Dataset items
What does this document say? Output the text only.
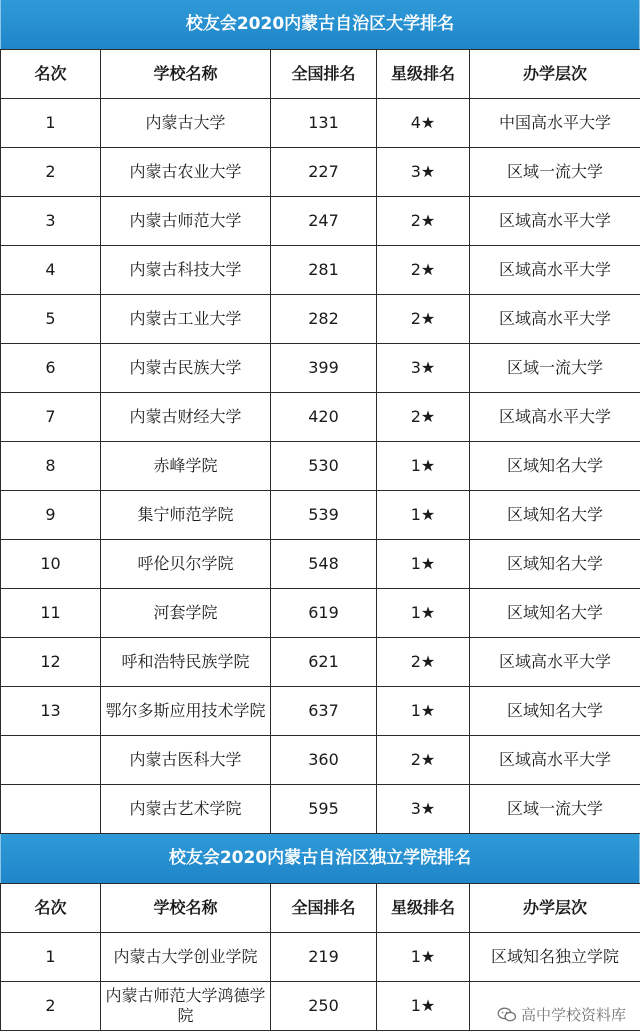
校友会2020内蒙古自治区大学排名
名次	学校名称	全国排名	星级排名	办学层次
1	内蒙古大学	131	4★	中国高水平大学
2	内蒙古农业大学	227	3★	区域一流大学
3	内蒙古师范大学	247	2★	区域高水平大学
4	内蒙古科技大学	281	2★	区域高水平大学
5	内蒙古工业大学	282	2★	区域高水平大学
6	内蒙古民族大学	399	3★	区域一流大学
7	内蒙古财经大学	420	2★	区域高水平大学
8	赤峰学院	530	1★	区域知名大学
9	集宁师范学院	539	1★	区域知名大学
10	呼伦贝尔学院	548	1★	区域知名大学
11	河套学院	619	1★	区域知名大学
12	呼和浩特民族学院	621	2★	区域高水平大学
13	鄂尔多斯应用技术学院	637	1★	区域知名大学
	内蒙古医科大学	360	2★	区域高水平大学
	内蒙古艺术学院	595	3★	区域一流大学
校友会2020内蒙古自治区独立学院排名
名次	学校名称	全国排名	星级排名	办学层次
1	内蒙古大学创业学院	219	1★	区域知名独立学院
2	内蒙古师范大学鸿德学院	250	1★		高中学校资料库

==

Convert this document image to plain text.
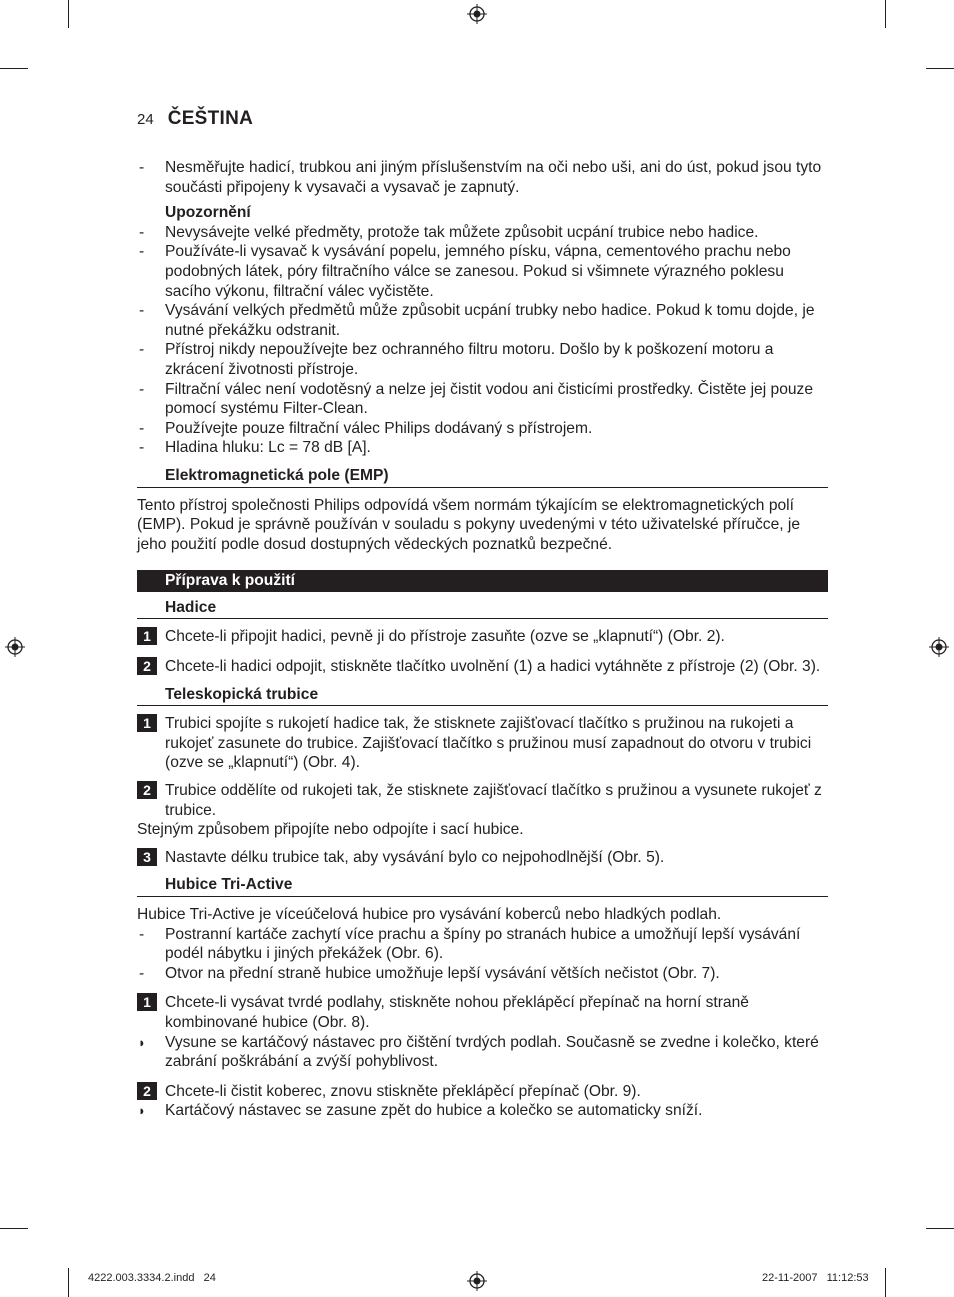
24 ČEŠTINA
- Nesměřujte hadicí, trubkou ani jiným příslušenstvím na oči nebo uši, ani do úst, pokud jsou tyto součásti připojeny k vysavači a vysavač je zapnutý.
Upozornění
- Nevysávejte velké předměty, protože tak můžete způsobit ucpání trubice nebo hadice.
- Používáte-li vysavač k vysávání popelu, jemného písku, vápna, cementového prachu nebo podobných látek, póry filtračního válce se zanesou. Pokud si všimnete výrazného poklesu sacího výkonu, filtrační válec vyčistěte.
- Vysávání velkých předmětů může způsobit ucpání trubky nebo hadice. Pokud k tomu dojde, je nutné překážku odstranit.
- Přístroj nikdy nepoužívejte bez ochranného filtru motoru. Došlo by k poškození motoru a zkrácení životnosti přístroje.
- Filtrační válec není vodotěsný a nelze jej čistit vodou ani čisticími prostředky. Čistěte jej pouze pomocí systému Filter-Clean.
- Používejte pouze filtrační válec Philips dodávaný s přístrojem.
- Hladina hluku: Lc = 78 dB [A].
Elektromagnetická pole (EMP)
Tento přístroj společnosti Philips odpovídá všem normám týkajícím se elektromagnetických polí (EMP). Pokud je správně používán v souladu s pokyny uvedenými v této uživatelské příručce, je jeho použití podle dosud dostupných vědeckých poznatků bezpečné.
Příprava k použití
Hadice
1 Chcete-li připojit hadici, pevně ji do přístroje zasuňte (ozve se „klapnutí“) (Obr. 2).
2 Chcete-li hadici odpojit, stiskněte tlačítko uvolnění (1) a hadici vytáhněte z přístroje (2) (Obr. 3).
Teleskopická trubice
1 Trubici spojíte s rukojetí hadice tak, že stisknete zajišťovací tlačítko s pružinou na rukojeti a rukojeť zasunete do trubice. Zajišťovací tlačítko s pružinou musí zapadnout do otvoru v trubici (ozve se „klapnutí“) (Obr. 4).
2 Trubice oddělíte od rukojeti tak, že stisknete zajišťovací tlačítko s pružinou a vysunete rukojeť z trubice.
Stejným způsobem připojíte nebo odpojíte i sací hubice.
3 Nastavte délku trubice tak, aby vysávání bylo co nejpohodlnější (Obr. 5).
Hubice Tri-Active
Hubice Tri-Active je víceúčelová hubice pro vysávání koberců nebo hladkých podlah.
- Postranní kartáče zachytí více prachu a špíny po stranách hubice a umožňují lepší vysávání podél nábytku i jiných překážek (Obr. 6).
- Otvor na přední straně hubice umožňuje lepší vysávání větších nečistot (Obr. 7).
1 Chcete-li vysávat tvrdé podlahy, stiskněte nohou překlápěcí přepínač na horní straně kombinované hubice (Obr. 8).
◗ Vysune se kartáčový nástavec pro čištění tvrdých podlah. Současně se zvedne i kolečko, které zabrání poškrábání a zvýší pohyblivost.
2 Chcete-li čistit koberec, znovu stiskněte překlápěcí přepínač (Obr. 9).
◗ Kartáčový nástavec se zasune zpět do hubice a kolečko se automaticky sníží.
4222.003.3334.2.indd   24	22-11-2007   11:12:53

▶ _Work required_: Read the entries above, then pull out the lines that include "nástavec".

▶ _Exercise output_:
◗ Vysune se kartáčový nástavec pro čištění tvrdých podlah. Současně se zvedne i kolečko, které zabrání poškrábání a zvýší pohyblivost.
◗ Kartáčový nástavec se zasune zpět do hubice a kolečko se automaticky sníží.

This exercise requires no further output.